Dataset items
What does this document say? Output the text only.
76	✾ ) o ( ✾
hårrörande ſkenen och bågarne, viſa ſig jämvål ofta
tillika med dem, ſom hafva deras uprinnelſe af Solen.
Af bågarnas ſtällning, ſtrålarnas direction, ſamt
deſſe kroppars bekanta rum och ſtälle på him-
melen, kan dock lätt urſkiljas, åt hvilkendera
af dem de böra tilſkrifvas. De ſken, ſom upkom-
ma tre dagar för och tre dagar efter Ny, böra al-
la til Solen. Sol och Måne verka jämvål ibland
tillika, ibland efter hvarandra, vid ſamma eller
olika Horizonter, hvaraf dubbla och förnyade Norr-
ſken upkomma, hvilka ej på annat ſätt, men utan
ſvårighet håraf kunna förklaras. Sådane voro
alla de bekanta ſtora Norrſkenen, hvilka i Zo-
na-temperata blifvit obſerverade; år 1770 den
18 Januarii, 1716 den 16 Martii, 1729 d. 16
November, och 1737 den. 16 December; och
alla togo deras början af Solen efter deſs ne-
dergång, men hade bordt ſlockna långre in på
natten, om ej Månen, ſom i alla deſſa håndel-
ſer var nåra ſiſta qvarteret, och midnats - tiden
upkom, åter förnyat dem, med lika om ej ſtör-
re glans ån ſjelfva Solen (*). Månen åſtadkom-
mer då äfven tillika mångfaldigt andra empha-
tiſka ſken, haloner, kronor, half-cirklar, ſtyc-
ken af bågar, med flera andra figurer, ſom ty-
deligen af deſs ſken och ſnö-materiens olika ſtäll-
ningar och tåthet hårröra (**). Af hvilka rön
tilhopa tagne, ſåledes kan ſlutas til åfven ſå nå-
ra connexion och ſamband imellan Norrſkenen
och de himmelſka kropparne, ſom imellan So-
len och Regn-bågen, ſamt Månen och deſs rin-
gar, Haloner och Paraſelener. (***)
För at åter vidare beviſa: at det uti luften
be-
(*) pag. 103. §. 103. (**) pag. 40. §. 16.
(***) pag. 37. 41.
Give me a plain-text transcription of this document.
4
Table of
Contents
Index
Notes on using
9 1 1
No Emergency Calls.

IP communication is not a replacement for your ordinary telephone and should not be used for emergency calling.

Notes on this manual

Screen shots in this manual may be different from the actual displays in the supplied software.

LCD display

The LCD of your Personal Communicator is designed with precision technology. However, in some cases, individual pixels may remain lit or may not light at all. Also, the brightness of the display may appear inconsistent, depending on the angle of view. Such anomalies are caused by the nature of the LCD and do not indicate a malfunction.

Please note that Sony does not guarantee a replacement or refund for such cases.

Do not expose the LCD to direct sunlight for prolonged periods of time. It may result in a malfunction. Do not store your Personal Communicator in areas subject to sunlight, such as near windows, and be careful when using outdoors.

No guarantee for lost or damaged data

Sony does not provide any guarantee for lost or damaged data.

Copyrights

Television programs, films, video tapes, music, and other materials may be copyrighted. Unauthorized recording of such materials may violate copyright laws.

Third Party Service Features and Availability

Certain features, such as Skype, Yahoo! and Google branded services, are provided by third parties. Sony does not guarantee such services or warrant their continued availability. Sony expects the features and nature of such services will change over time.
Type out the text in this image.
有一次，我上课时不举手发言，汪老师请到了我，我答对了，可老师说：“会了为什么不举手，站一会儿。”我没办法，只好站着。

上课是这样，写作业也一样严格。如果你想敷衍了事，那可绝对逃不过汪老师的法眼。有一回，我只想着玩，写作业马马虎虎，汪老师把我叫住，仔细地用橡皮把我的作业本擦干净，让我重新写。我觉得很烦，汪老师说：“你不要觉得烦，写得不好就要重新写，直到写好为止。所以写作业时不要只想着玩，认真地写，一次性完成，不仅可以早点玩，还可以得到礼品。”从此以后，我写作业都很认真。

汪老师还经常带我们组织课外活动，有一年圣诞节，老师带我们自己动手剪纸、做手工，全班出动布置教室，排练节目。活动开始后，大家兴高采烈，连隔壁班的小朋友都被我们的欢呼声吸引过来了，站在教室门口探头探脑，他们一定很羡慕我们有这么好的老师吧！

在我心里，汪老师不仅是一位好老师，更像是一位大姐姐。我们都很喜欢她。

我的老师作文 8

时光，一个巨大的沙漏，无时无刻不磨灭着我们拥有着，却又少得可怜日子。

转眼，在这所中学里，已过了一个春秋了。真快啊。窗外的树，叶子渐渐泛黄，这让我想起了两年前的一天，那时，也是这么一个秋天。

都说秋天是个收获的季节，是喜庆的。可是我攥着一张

* THE PROBLEM
Using the listing above, work out how many of its lines include "åter", and give only the result.

* EXERCISE RESPONSE
2